## [YOUR OBJECTIVE]
Nothing in the records may change. Output them all exactly.

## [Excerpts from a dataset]
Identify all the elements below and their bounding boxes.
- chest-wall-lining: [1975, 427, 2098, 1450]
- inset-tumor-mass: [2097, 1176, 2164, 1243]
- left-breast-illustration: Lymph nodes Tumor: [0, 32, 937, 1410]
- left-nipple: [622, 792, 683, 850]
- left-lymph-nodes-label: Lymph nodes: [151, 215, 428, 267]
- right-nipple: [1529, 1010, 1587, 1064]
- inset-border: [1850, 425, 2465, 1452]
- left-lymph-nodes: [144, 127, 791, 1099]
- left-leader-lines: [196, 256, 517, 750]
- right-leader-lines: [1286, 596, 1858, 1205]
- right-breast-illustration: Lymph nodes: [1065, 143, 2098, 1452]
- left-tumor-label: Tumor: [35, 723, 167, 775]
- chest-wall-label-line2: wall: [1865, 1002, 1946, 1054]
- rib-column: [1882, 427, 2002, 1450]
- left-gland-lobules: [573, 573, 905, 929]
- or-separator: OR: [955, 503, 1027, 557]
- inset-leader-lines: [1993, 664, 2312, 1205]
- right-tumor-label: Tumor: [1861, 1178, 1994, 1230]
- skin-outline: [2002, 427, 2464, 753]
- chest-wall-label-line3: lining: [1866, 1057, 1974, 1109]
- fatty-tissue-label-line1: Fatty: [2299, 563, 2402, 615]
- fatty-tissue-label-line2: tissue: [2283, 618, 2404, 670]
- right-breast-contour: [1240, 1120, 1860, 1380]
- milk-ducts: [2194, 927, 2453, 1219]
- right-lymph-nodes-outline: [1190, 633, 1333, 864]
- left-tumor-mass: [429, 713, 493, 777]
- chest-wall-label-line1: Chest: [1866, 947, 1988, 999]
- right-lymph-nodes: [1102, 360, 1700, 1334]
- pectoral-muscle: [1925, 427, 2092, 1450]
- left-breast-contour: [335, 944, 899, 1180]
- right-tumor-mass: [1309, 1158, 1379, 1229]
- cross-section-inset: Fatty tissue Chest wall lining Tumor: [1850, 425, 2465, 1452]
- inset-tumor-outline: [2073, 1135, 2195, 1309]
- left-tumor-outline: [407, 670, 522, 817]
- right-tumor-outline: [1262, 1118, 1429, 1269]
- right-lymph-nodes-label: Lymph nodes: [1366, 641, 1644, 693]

## [WORKED SOLUTION]
Identify all the elements below and their bounding boxes.
- chest-wall-lining: [1975, 427, 2098, 1450]
- inset-tumor-mass: [2097, 1176, 2164, 1243]
- left-breast-illustration: Lymph nodes Tumor: [0, 32, 937, 1410]
- left-nipple: [622, 792, 683, 850]
- left-lymph-nodes-label: Lymph nodes: [151, 215, 428, 267]
- right-nipple: [1529, 1010, 1587, 1064]
- inset-border: [1850, 425, 2465, 1452]
- left-lymph-nodes: [144, 127, 791, 1099]
- left-leader-lines: [196, 256, 517, 750]
- right-leader-lines: [1286, 596, 1858, 1205]
- right-breast-illustration: Lymph nodes: [1065, 143, 2098, 1452]
- left-tumor-label: Tumor: [35, 723, 167, 775]
- chest-wall-label-line2: wall: [1865, 1002, 1946, 1054]
- rib-column: [1882, 427, 2002, 1450]
- left-gland-lobules: [573, 573, 905, 929]
- or-separator: OR: [955, 503, 1027, 557]
- inset-leader-lines: [1993, 664, 2312, 1205]
- right-tumor-label: Tumor: [1861, 1178, 1994, 1230]
- skin-outline: [2002, 427, 2464, 753]
- chest-wall-label-line3: lining: [1866, 1057, 1974, 1109]
- fatty-tissue-label-line1: Fatty: [2299, 563, 2402, 615]
- fatty-tissue-label-line2: tissue: [2283, 618, 2404, 670]
- right-breast-contour: [1240, 1120, 1860, 1380]
- milk-ducts: [2194, 927, 2453, 1219]
- right-lymph-nodes-outline: [1190, 633, 1333, 864]
- left-tumor-mass: [429, 713, 493, 777]
- chest-wall-label-line1: Chest: [1866, 947, 1988, 999]
- right-lymph-nodes: [1102, 360, 1700, 1334]
- pectoral-muscle: [1925, 427, 2092, 1450]
- left-breast-contour: [335, 944, 899, 1180]
- right-tumor-mass: [1309, 1158, 1379, 1229]
- cross-section-inset: Fatty tissue Chest wall lining Tumor: [1850, 425, 2465, 1452]
- inset-tumor-outline: [2073, 1135, 2195, 1309]
- left-tumor-outline: [407, 670, 522, 817]
- right-tumor-outline: [1262, 1118, 1429, 1269]
- right-lymph-nodes-label: Lymph nodes: [1366, 641, 1644, 693]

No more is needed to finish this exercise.